§ What you have to do
Copy every line, leaving nothing out and adding nothing.

[Extracted records]
- - - -
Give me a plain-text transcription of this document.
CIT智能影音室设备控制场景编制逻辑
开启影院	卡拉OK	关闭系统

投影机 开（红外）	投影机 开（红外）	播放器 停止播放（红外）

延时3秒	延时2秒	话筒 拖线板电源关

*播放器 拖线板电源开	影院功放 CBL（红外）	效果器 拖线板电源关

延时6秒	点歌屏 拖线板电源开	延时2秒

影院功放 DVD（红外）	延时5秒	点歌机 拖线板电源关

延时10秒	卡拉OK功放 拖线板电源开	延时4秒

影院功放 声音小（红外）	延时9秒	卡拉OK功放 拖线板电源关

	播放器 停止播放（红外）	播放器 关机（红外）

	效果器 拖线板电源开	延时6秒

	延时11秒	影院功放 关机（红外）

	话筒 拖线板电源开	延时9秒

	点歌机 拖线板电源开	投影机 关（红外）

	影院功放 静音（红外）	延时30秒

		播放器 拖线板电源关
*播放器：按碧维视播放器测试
- - - -
§ Right answer
Give me a plain-text transcription of this document.
CIT智能影音室设备控制场景编制逻辑
开启影院	卡拉OK	关闭系统

投影机 开（红外）	投影机 开（红外）	播放器 停止播放（红外）

延时3秒	延时2秒	话筒 拖线板电源关

*播放器 拖线板电源开	影院功放 CBL（红外）	效果器 拖线板电源关

延时6秒	点歌屏 拖线板电源开	延时2秒

影院功放 DVD（红外）	延时5秒	点歌机 拖线板电源关

延时10秒	卡拉OK功放 拖线板电源开	延时4秒

影院功放 声音小（红外）	延时9秒	卡拉OK功放 拖线板电源关

	播放器 停止播放（红外）	播放器 关机（红外）

	效果器 拖线板电源开	延时6秒

	延时11秒	影院功放 关机（红外）

	话筒 拖线板电源开	延时9秒

	点歌机 拖线板电源开	投影机 关（红外）

	影院功放 静音（红外）	延时30秒

		播放器 拖线板电源关
*播放器：按碧维视播放器测试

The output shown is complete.